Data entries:
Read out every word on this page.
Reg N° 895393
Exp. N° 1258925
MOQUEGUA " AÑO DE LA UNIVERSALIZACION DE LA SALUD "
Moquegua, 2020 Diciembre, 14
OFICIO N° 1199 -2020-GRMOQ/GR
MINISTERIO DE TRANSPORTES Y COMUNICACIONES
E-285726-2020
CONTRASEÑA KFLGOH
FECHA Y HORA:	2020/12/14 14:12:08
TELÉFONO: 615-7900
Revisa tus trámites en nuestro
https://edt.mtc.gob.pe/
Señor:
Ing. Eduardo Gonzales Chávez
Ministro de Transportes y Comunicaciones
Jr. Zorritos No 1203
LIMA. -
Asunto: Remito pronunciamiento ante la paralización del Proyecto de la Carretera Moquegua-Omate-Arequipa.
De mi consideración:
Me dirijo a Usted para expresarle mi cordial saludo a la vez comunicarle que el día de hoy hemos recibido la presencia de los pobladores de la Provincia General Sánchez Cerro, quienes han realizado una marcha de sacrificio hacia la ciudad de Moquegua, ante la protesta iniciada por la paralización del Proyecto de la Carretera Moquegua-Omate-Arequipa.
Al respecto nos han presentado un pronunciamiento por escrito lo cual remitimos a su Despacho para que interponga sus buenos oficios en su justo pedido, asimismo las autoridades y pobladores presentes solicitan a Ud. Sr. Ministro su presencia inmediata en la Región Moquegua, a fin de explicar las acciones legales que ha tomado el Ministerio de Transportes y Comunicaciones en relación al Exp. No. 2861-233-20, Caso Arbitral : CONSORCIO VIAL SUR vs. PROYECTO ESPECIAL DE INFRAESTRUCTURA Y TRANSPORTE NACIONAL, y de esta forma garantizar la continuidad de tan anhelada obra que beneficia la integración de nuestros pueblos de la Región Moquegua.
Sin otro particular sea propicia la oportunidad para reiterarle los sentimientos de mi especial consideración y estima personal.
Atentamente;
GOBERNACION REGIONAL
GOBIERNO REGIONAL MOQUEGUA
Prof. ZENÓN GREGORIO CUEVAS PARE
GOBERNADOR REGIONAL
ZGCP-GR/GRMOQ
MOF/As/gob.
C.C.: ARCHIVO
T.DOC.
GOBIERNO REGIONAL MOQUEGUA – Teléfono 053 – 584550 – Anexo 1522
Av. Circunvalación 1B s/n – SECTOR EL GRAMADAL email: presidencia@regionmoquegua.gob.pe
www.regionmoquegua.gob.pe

Problem to work on
Every record above needs to be repeated word for word.

Solution to this problem
Read out every word on this page.
Reg N° 895393
Exp. N° 1258925
MOQUEGUA " AÑO DE LA UNIVERSALIZACION DE LA SALUD "
Moquegua, 2020 Diciembre, 14
OFICIO N° 1199 -2020-GRMOQ/GR
MINISTERIO DE TRANSPORTES Y COMUNICACIONES
E-285726-2020
CONTRASEÑA KFLGOH
FECHA Y HORA:	2020/12/14 14:12:08
TELÉFONO: 615-7900
Revisa tus trámites en nuestro
https://edt.mtc.gob.pe/
Señor:
Ing. Eduardo Gonzales Chávez
Ministro de Transportes y Comunicaciones
Jr. Zorritos No 1203
LIMA. -
Asunto: Remito pronunciamiento ante la paralización del Proyecto de la Carretera Moquegua-Omate-Arequipa.
De mi consideración:
Me dirijo a Usted para expresarle mi cordial saludo a la vez comunicarle que el día de hoy hemos recibido la presencia de los pobladores de la Provincia General Sánchez Cerro, quienes han realizado una marcha de sacrificio hacia la ciudad de Moquegua, ante la protesta iniciada por la paralización del Proyecto de la Carretera Moquegua-Omate-Arequipa.
Al respecto nos han presentado un pronunciamiento por escrito lo cual remitimos a su Despacho para que interponga sus buenos oficios en su justo pedido, asimismo las autoridades y pobladores presentes solicitan a Ud. Sr. Ministro su presencia inmediata en la Región Moquegua, a fin de explicar las acciones legales que ha tomado el Ministerio de Transportes y Comunicaciones en relación al Exp. No. 2861-233-20, Caso Arbitral : CONSORCIO VIAL SUR vs. PROYECTO ESPECIAL DE INFRAESTRUCTURA Y TRANSPORTE NACIONAL, y de esta forma garantizar la continuidad de tan anhelada obra que beneficia la integración de nuestros pueblos de la Región Moquegua.
Sin otro particular sea propicia la oportunidad para reiterarle los sentimientos de mi especial consideración y estima personal.
Atentamente;
GOBERNACION REGIONAL
GOBIERNO REGIONAL MOQUEGUA
Prof. ZENÓN GREGORIO CUEVAS PARE
GOBERNADOR REGIONAL
ZGCP-GR/GRMOQ
MOF/As/gob.
C.C.: ARCHIVO
T.DOC.
GOBIERNO REGIONAL MOQUEGUA – Teléfono 053 – 584550 – Anexo 1522
Av. Circunvalación 1B s/n – SECTOR EL GRAMADAL email: presidencia@regionmoquegua.gob.pe
www.regionmoquegua.gob.pe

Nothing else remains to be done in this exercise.